**TO DO:**
Repeat each line word for word.

**DATA FOR PROCESSING:**
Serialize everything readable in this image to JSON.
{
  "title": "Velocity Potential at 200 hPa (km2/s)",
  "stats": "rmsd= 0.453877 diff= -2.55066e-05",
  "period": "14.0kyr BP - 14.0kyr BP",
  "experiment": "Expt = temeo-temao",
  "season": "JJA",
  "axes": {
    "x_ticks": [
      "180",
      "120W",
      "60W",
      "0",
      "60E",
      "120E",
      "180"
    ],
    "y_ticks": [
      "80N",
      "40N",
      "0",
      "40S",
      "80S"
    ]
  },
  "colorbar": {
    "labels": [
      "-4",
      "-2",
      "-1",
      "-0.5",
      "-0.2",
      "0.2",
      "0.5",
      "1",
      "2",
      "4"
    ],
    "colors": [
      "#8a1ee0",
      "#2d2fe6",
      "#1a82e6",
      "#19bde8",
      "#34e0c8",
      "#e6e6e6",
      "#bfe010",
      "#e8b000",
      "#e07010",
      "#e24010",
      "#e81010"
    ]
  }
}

**IN RESPONSE:**
Serialize everything readable in this image to JSON.
{
  "title": "Velocity Potential at 200 hPa (km2/s)",
  "stats": "rmsd= 0.453877 diff= -2.55066e-05",
  "period": "14.0kyr BP - 14.0kyr BP",
  "experiment": "Expt = temeo-temao",
  "season": "JJA",
  "axes": {
    "x_ticks": [
      "180",
      "120W",
      "60W",
      "0",
      "60E",
      "120E",
      "180"
    ],
    "y_ticks": [
      "80N",
      "40N",
      "0",
      "40S",
      "80S"
    ]
  },
  "colorbar": {
    "labels": [
      "-4",
      "-2",
      "-1",
      "-0.5",
      "-0.2",
      "0.2",
      "0.5",
      "1",
      "2",
      "4"
    ],
    "colors": [
      "#8a1ee0",
      "#2d2fe6",
      "#1a82e6",
      "#19bde8",
      "#34e0c8",
      "#e6e6e6",
      "#bfe010",
      "#e8b000",
      "#e07010",
      "#e24010",
      "#e81010"
    ]
  }
}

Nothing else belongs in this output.